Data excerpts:
════════════════════

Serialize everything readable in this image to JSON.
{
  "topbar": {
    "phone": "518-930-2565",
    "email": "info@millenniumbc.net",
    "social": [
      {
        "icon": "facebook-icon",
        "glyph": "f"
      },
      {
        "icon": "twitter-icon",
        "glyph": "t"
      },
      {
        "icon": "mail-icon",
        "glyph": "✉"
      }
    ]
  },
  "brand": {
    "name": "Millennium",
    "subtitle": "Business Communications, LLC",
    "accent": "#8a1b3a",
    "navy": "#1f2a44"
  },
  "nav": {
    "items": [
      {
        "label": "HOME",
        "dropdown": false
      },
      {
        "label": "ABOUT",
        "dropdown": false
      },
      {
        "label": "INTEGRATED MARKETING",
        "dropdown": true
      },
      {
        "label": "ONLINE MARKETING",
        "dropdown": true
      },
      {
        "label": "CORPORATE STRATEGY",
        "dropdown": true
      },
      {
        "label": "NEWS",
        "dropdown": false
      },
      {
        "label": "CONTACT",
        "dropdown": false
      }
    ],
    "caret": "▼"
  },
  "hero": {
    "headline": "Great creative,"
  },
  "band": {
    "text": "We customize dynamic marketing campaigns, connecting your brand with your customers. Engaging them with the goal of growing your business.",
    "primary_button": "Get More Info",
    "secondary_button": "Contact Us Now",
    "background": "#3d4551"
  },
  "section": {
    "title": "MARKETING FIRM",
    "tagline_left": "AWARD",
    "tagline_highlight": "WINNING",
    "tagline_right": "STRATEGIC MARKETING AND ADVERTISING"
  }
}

════════════════════

REQUIRED WORK: The answer is one number: how many lines of the material above contain "label".

TASK SOLUTION: 7